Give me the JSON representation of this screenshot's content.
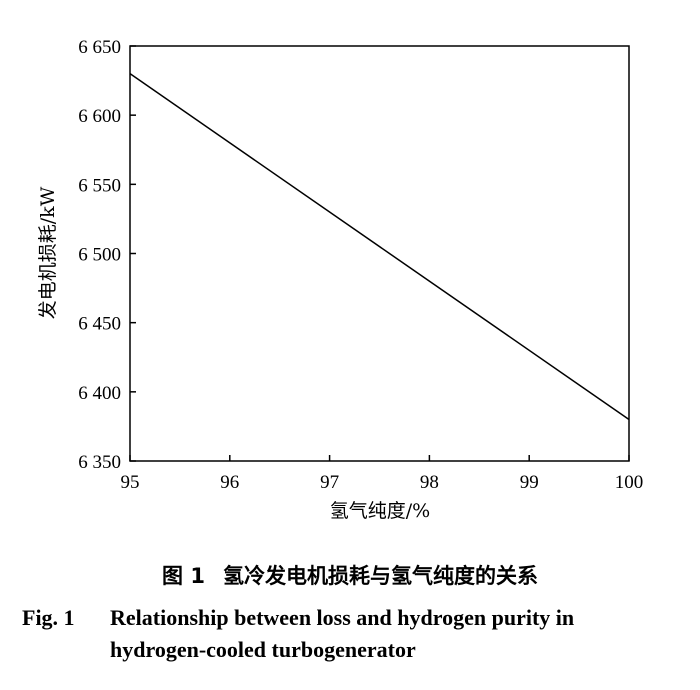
{
  "chart_data": {
    "type": "line",
    "xlabel": "氢气纯度/%",
    "ylabel": "发电机损耗/kW",
    "xlim": [
      95,
      100
    ],
    "ylim": [
      6350,
      6650
    ],
    "x_ticks": [
      "95",
      "96",
      "97",
      "98",
      "99",
      "100"
    ],
    "y_ticks": [
      "6 350",
      "6 400",
      "6 450",
      "6 500",
      "6 550",
      "6 600",
      "6 650"
    ],
    "grid": false,
    "series": [
      {
        "x": [
          95,
          100
        ],
        "values": [
          6630,
          6380
        ]
      }
    ]
  },
  "caption": {
    "zh_label": "图 1",
    "zh_text": "氢冷发电机损耗与氢气纯度的关系",
    "en_label": "Fig. 1",
    "en_line1": "Relationship between loss and hydrogen purity in",
    "en_line2": "hydrogen-cooled turbogenerator"
  },
  "colors": {
    "line": "#000000",
    "frame": "#000000"
  }
}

**GIVEN PROBLEM:** Lines of the material that contain the word "hydrogen" are to be gathered.

**FINISHED EXERCISE:**
    "en_line1": "Relationship between loss and hydrogen purity in",
    "en_line2": "hydrogen-cooled turbogenerator"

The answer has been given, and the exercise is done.